## Objective
Answer with a single number: how many lines in the listing below include "sensor"?

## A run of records
** START **
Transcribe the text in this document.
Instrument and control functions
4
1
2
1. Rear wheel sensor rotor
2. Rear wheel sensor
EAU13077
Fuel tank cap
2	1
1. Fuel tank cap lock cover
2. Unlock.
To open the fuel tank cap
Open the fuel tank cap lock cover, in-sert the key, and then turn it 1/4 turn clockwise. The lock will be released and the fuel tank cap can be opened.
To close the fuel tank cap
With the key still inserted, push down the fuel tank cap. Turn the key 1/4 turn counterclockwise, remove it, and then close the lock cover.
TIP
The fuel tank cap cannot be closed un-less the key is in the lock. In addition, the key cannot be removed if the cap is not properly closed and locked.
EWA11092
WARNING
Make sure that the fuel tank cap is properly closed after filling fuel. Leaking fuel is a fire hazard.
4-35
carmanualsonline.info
** END **
## Solution
2